Report each line of the data that has "ramen" somewhere in it.

> _Excerpt from a dataset_

## START

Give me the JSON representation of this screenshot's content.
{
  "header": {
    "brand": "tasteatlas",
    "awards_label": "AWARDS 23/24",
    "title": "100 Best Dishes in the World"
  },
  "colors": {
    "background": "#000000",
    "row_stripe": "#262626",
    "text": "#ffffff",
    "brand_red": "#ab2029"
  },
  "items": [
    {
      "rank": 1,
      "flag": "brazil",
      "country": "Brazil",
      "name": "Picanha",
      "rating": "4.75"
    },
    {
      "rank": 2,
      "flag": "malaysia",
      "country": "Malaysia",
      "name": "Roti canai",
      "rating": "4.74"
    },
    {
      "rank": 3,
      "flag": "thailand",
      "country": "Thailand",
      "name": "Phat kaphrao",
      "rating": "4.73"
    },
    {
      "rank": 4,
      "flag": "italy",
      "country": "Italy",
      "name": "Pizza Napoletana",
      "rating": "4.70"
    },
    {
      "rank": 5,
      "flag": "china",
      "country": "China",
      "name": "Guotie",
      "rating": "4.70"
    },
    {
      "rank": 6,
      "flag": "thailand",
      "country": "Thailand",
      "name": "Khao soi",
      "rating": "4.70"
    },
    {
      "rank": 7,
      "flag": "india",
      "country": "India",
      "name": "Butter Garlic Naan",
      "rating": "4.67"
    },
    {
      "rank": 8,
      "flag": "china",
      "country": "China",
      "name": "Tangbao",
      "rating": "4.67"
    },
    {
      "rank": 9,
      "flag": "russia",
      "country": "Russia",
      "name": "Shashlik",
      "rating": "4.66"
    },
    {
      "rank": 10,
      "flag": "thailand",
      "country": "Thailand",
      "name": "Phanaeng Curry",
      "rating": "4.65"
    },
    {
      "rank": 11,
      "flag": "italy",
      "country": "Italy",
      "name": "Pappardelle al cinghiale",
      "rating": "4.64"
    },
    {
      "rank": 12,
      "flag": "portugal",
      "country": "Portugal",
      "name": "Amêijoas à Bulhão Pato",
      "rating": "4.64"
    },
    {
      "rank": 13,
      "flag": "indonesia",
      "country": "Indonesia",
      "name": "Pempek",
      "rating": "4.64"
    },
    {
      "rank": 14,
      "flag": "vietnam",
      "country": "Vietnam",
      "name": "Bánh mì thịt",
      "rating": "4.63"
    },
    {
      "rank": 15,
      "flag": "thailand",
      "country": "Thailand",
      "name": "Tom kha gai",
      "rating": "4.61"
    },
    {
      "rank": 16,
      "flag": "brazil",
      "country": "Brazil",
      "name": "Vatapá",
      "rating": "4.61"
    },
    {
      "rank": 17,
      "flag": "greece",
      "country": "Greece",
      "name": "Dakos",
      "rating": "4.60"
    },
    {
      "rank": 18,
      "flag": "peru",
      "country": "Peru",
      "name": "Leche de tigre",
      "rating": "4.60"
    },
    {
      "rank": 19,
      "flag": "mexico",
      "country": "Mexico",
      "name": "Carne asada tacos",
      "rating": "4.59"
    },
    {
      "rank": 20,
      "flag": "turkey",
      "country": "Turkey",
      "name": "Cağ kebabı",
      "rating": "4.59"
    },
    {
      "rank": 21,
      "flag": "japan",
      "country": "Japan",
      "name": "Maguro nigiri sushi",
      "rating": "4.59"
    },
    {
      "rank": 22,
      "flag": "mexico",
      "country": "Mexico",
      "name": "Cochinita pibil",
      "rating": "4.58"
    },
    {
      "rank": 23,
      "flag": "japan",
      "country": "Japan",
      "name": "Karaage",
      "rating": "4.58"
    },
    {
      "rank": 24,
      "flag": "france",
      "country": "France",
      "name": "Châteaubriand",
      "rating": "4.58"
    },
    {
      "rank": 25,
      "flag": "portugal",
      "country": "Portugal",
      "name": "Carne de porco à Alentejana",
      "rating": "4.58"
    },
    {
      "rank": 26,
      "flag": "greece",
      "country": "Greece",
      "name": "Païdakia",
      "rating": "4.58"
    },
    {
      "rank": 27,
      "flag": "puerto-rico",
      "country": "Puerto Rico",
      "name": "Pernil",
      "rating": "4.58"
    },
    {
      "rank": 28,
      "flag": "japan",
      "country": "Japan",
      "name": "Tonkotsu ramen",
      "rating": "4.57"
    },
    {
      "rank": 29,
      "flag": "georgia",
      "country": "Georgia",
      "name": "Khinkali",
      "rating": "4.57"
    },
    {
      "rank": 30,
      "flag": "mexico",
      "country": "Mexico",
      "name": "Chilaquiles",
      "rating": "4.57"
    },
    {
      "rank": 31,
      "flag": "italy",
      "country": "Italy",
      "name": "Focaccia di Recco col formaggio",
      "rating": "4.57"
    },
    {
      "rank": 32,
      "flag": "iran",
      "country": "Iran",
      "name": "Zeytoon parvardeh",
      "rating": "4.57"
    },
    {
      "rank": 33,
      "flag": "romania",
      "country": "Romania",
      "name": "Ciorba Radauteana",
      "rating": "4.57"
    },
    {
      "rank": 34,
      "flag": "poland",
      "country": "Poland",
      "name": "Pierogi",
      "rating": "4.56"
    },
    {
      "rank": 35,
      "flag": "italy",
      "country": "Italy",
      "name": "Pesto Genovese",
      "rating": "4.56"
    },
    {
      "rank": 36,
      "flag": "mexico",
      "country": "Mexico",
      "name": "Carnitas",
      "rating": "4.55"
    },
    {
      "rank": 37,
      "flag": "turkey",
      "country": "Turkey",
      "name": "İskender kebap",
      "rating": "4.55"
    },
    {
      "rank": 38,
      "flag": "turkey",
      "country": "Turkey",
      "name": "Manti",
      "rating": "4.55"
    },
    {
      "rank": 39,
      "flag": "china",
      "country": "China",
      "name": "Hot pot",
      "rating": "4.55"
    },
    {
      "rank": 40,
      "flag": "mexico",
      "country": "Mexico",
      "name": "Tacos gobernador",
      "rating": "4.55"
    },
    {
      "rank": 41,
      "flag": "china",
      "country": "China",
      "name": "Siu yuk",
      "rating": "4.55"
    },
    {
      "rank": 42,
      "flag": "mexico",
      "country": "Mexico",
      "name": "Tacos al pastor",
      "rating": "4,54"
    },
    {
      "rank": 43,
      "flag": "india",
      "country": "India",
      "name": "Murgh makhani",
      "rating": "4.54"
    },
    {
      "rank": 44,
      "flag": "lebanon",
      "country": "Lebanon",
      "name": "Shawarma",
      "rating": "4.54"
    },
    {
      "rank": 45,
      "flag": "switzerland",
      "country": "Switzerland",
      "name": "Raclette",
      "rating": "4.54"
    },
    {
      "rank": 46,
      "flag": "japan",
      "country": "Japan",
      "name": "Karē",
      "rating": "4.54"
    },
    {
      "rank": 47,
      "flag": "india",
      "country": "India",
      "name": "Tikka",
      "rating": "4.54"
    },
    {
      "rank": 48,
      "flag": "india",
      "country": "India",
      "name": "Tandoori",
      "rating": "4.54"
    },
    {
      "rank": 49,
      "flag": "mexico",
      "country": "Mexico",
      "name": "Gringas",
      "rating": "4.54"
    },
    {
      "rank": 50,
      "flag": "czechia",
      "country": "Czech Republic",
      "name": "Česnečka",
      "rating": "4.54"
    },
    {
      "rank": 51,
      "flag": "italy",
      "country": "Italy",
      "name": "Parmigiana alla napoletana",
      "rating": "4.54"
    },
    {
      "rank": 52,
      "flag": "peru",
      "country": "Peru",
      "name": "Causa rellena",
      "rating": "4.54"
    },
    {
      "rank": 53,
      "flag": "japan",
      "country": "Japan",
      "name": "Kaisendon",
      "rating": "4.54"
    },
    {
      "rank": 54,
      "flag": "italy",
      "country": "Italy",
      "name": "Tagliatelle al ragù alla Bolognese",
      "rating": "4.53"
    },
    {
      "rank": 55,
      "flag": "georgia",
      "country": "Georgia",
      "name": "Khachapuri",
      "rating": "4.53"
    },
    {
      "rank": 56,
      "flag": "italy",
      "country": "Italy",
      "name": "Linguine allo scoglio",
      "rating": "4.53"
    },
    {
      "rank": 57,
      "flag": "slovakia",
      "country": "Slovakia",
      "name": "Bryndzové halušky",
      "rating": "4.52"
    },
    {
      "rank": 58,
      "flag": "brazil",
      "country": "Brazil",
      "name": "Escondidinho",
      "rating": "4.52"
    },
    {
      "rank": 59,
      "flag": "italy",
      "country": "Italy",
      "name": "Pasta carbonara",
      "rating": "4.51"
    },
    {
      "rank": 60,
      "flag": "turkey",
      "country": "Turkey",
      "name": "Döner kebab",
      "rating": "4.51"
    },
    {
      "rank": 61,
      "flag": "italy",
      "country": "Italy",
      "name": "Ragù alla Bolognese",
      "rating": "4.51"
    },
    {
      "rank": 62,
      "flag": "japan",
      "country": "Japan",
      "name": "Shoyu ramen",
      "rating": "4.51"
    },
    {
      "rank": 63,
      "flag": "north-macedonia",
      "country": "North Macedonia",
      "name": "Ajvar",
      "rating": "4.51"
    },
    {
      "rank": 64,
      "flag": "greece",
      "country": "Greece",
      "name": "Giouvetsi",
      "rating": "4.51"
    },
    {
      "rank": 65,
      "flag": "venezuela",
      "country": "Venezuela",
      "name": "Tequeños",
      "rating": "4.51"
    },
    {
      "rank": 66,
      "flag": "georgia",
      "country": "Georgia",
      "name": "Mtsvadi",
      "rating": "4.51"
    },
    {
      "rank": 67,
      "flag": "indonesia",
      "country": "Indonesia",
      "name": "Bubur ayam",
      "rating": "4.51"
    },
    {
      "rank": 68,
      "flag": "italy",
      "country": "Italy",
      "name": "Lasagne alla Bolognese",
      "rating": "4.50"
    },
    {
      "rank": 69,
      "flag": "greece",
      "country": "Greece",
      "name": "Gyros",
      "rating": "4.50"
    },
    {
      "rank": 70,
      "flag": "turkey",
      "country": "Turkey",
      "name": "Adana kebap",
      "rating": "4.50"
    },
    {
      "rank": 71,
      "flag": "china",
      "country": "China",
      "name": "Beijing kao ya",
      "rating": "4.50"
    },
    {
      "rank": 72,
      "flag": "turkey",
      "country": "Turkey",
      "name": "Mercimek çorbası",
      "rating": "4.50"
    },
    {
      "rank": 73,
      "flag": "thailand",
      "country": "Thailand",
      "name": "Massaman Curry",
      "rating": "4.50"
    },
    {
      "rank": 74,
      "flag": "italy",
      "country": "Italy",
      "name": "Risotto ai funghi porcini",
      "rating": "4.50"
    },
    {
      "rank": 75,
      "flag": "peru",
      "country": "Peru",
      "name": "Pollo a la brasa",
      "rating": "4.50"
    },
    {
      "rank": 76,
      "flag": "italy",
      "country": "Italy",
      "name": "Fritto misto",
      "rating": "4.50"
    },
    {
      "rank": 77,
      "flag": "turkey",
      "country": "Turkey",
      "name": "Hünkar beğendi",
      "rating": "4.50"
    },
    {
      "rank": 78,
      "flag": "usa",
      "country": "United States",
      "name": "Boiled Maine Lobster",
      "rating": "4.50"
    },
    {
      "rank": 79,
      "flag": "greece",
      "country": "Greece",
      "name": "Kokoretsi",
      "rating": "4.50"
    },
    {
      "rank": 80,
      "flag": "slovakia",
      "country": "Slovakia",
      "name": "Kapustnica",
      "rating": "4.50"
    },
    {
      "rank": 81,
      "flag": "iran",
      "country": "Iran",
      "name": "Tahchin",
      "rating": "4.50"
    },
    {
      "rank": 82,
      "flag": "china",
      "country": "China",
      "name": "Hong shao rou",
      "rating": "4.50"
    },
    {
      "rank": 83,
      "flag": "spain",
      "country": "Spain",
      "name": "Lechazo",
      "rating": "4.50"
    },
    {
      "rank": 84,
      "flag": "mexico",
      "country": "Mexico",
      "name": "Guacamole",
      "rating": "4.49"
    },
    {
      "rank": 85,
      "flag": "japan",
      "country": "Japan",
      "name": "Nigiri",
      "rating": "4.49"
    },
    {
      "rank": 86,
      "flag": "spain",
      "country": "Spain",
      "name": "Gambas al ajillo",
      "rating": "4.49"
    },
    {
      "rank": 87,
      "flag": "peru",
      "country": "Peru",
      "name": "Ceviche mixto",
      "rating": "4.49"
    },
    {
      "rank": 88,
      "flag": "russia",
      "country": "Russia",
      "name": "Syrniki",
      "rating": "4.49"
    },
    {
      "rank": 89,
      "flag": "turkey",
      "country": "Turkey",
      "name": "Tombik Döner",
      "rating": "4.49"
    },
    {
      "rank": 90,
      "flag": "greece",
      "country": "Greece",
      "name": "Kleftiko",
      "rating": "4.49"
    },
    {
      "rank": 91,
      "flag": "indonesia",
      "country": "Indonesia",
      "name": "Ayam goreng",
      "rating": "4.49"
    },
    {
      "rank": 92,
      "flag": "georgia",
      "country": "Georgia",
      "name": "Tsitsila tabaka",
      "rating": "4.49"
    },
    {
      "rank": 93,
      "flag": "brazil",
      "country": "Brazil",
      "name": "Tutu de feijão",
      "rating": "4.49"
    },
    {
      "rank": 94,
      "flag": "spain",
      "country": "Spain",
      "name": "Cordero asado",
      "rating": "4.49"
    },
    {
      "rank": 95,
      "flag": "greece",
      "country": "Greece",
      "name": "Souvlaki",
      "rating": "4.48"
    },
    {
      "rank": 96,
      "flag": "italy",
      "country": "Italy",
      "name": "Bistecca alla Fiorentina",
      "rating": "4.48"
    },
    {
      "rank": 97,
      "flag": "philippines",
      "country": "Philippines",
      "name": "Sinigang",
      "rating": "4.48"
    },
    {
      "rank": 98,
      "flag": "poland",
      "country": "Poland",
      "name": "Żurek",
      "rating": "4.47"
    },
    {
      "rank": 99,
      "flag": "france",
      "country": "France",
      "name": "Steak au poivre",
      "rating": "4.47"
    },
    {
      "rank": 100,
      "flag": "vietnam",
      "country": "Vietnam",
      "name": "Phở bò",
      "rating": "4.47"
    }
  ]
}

## END

> _REPLY TO THE EXERCISE_
      "name": "Tonkotsu ramen",
      "name": "Shoyu ramen",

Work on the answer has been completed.